[start EXTRACTED MATERIAL]
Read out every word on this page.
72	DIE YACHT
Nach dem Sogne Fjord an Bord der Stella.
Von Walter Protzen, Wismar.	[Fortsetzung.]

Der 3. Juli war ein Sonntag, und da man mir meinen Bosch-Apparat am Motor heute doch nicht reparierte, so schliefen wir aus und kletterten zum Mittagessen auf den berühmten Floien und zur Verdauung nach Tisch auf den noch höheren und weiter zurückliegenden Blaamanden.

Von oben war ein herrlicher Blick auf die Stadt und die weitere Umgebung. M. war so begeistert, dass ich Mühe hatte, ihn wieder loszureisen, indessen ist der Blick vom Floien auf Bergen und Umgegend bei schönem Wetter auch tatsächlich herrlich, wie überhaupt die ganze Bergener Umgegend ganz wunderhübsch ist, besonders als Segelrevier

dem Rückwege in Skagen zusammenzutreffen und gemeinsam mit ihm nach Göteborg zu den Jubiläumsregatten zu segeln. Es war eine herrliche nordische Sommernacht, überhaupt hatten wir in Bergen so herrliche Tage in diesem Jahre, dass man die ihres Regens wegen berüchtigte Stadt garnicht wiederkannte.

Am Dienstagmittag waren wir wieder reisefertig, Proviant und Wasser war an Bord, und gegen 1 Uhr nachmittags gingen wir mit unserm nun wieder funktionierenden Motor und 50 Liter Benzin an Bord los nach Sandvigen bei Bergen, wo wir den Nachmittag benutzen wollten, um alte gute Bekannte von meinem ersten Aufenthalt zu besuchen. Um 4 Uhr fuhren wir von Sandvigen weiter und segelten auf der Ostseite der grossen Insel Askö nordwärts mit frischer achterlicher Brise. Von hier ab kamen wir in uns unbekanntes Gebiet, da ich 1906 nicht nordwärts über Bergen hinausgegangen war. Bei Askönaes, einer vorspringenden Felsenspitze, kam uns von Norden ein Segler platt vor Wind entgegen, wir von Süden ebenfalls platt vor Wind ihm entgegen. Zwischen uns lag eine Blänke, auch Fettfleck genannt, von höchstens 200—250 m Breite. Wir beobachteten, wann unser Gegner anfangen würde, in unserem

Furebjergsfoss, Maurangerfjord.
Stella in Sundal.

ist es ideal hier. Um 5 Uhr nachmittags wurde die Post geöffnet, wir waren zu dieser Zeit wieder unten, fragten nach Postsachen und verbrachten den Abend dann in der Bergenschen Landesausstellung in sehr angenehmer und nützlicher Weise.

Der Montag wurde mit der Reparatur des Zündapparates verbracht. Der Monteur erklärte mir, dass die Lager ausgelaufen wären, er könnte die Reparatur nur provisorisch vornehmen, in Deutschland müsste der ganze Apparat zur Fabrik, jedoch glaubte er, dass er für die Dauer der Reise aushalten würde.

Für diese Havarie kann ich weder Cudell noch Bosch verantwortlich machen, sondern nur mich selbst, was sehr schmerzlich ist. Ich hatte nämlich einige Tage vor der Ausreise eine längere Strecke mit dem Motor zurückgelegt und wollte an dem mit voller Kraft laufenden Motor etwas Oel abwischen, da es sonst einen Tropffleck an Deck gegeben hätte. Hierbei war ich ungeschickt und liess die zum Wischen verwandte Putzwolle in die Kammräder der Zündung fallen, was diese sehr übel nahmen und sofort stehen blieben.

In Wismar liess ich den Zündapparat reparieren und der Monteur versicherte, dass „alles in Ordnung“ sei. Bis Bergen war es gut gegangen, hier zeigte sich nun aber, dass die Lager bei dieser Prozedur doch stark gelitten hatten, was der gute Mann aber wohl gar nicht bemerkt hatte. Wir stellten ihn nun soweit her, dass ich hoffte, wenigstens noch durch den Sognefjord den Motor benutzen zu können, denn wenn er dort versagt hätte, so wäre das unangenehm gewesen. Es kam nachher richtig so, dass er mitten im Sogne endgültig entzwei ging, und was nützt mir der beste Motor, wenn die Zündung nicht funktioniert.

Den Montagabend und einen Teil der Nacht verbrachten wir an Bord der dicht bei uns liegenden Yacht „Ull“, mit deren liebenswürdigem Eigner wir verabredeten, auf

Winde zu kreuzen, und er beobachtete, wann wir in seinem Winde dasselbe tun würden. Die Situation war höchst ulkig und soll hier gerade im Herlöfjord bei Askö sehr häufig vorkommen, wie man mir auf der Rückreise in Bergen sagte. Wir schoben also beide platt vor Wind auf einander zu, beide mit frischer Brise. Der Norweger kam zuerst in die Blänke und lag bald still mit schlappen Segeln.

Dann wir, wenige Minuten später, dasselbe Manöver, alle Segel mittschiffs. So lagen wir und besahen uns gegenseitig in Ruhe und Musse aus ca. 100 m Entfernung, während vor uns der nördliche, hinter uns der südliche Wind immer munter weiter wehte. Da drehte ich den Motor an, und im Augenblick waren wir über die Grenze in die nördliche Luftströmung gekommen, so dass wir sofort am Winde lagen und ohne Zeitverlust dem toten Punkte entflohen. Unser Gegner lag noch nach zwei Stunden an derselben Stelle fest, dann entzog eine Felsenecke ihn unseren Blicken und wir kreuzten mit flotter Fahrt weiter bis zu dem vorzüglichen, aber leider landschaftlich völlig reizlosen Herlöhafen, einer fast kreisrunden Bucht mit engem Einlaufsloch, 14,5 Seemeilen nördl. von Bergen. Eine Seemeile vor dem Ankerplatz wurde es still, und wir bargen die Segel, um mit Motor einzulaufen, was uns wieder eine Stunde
[end EXTRACTED MATERIAL]
DESCRIPTION OF THE TASK -
Write out every line of the listing that holds the word "nachmittags".

WORKED SOLUTION -
Am Dienstagmittag waren wir wieder reisefertig, Proviant und Wasser war an Bord, und gegen 1 Uhr nachmittags gingen wir mit unserm nun wieder funktionierenden Motor und 50 Liter Benzin an Bord los nach Sandvigen bei Bergen, wo wir den Nachmittag benutzen wollten, um alte gute Bekannte von meinem ersten Aufenthalt zu besuchen. Um 4 Uhr fuhren wir von Sandvigen weiter und segelten auf der Ostseite der grossen Insel Askö nordwärts mit frischer achterlicher Brise. Von hier ab kamen wir in uns unbekanntes Gebiet, da ich 1906 nicht nordwärts über Bergen hinausgegangen war. Bei Askönaes, einer vorspringenden Felsenspitze, kam uns von Norden ein Segler platt vor Wind entgegen, wir von Süden ebenfalls platt vor Wind ihm entgegen. Zwischen uns lag eine Blänke, auch Fettfleck genannt, von höchstens 200—250 m Breite. Wir beobachteten, wann unser Gegner anfangen würde, in unserem
ist es ideal hier. Um 5 Uhr nachmittags wurde die Post geöffnet, wir waren zu dieser Zeit wieder unten, fragten nach Postsachen und verbrachten den Abend dann in der Bergenschen Landesausstellung in sehr angenehmer und nützlicher Weise.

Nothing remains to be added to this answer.